-- START Data supplied --

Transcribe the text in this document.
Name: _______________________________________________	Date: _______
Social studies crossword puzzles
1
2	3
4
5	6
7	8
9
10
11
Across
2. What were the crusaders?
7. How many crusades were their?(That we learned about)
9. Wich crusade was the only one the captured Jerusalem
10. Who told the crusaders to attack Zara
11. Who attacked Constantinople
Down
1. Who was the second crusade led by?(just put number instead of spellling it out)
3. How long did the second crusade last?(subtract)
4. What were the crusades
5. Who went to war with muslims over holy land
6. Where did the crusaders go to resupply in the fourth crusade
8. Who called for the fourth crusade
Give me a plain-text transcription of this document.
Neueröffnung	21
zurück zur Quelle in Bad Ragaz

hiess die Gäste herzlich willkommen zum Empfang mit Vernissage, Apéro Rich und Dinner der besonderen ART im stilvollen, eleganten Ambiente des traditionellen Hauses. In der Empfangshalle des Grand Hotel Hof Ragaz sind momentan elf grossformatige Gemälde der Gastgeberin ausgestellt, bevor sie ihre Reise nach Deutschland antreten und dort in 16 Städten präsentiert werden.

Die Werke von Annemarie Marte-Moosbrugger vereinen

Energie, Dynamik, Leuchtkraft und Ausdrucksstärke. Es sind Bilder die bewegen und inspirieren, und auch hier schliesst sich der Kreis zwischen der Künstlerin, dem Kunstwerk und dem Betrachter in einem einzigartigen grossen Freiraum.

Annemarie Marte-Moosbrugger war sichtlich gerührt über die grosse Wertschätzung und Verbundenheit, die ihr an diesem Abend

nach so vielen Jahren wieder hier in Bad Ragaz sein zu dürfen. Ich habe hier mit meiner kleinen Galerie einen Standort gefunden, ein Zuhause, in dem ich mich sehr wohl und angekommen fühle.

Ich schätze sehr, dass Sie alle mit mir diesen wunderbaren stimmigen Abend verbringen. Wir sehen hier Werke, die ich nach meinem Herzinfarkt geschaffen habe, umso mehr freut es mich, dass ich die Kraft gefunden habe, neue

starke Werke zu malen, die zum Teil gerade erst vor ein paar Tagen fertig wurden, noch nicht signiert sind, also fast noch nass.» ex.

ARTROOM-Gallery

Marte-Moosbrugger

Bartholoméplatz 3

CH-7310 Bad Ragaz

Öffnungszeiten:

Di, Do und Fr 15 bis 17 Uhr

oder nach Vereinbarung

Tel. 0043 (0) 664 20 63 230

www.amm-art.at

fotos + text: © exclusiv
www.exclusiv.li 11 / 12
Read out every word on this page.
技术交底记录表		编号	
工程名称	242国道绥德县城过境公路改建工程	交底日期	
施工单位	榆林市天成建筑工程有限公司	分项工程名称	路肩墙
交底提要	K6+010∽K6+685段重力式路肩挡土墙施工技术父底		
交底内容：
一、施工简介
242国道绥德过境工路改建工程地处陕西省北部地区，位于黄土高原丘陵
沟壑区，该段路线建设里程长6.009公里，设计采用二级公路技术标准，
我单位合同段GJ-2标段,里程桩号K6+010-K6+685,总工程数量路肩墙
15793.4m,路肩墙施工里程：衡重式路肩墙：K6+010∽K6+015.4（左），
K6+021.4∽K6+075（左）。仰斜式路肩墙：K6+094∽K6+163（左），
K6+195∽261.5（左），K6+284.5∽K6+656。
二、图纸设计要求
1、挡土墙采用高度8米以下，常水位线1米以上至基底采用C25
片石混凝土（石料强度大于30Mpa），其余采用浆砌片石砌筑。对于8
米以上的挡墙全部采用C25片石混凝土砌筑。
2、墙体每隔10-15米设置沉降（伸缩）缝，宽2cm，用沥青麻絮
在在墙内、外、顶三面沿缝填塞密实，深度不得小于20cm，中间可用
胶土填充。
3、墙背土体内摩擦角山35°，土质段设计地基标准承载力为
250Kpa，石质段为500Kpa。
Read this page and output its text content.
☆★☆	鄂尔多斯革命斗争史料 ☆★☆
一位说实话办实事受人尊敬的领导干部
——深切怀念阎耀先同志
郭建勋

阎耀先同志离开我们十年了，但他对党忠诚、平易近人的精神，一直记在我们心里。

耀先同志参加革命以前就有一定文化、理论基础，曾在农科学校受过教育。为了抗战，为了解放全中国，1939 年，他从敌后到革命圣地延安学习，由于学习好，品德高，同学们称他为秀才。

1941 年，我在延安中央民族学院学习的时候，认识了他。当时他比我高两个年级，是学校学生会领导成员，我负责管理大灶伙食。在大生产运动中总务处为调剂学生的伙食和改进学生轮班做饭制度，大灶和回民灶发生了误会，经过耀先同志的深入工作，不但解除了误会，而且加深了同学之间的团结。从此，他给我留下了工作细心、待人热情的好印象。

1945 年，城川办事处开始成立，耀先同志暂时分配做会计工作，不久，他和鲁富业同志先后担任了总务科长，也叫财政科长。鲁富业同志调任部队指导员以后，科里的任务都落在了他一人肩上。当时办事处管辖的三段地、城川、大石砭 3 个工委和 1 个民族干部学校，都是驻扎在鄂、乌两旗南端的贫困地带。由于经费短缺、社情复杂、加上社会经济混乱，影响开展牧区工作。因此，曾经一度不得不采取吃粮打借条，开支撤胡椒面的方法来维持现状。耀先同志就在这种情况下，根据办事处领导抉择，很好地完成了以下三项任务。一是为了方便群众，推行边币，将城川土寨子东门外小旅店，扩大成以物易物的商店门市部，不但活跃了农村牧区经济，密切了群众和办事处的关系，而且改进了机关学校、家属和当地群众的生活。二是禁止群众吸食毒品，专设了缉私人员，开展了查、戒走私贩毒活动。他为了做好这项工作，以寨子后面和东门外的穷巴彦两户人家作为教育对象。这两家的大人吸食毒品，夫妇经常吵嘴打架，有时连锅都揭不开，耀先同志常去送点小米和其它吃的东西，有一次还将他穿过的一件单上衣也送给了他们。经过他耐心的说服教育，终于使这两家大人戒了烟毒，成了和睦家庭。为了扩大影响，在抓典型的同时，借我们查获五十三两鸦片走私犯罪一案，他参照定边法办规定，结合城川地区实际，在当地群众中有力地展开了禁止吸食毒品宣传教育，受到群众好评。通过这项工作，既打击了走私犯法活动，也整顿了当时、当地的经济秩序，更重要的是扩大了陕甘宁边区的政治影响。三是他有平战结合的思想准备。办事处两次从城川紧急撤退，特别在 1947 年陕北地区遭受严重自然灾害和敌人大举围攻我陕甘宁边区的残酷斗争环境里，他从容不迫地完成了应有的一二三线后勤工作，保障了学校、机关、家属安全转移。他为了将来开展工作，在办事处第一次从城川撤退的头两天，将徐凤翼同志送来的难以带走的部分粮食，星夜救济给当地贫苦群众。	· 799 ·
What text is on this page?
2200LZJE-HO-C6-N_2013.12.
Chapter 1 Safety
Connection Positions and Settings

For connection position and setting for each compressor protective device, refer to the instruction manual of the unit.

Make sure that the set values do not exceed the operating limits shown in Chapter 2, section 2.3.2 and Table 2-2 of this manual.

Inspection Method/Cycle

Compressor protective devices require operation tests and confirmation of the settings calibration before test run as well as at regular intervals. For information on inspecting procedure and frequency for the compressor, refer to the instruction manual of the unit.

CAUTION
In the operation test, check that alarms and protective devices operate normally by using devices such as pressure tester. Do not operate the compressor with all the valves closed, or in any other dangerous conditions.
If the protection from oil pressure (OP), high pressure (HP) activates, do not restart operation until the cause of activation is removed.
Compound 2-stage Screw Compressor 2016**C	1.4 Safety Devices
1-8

-- END Data supplied --

◆ **Task to carry out**
Pick out each line that holds the string "refer".

◆ **Solution for this task**
For connection position and setting for each compressor protective device, refer to the instruction manual of the unit.
Compressor protective devices require operation tests and confirmation of the settings calibration before test run as well as at regular intervals. For information on inspecting procedure and frequency for the compressor, refer to the instruction manual of the unit.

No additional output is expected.